* **Directive**:
Copy the records below exactly as they appear.

* **Supplied information**:
::::::::::
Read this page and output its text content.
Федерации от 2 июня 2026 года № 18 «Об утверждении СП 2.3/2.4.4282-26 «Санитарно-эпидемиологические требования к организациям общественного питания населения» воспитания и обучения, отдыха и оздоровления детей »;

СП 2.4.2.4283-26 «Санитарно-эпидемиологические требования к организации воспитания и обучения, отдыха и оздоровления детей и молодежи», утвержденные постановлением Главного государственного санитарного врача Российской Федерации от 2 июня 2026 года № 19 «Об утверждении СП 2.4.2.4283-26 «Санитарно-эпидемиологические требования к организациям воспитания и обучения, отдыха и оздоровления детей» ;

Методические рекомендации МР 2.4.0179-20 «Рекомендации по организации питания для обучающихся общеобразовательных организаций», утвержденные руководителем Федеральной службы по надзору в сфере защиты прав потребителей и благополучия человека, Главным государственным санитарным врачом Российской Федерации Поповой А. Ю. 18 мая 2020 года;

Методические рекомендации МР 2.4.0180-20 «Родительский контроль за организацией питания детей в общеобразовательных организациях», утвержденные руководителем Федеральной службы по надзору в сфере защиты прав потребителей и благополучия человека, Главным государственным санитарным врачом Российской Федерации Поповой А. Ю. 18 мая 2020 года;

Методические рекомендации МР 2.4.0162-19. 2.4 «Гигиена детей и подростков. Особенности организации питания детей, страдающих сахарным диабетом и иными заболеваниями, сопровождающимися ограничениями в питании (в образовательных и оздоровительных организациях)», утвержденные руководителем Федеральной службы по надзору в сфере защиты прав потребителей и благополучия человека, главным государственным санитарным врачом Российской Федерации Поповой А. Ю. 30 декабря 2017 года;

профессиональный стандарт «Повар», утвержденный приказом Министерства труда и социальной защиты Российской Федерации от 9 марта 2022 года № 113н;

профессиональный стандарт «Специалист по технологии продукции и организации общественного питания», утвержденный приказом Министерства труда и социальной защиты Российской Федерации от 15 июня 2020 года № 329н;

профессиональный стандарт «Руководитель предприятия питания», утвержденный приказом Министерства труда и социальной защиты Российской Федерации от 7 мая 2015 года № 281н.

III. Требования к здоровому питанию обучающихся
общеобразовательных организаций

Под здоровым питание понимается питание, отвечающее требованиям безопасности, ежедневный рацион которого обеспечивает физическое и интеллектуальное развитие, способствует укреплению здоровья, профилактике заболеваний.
::::::::::
* **Written solution**:
Read this page and output its text content.
Федерации от 2 июня 2026 года № 18 «Об утверждении СП 2.3/2.4.4282-26 «Санитарно-эпидемиологические требования к организациям общественного питания населения» воспитания и обучения, отдыха и оздоровления детей »;

СП 2.4.2.4283-26 «Санитарно-эпидемиологические требования к организации воспитания и обучения, отдыха и оздоровления детей и молодежи», утвержденные постановлением Главного государственного санитарного врача Российской Федерации от 2 июня 2026 года № 19 «Об утверждении СП 2.4.2.4283-26 «Санитарно-эпидемиологические требования к организациям воспитания и обучения, отдыха и оздоровления детей» ;

Методические рекомендации МР 2.4.0179-20 «Рекомендации по организации питания для обучающихся общеобразовательных организаций», утвержденные руководителем Федеральной службы по надзору в сфере защиты прав потребителей и благополучия человека, Главным государственным санитарным врачом Российской Федерации Поповой А. Ю. 18 мая 2020 года;

Методические рекомендации МР 2.4.0180-20 «Родительский контроль за организацией питания детей в общеобразовательных организациях», утвержденные руководителем Федеральной службы по надзору в сфере защиты прав потребителей и благополучия человека, Главным государственным санитарным врачом Российской Федерации Поповой А. Ю. 18 мая 2020 года;

Методические рекомендации МР 2.4.0162-19. 2.4 «Гигиена детей и подростков. Особенности организации питания детей, страдающих сахарным диабетом и иными заболеваниями, сопровождающимися ограничениями в питании (в образовательных и оздоровительных организациях)», утвержденные руководителем Федеральной службы по надзору в сфере защиты прав потребителей и благополучия человека, главным государственным санитарным врачом Российской Федерации Поповой А. Ю. 30 декабря 2017 года;

профессиональный стандарт «Повар», утвержденный приказом Министерства труда и социальной защиты Российской Федерации от 9 марта 2022 года № 113н;

профессиональный стандарт «Специалист по технологии продукции и организации общественного питания», утвержденный приказом Министерства труда и социальной защиты Российской Федерации от 15 июня 2020 года № 329н;

профессиональный стандарт «Руководитель предприятия питания», утвержденный приказом Министерства труда и социальной защиты Российской Федерации от 7 мая 2015 года № 281н.

III. Требования к здоровому питанию обучающихся
общеобразовательных организаций

Под здоровым питание понимается питание, отвечающее требованиям безопасности, ежедневный рацион которого обеспечивает физическое и интеллектуальное развитие, способствует укреплению здоровья, профилактике заболеваний.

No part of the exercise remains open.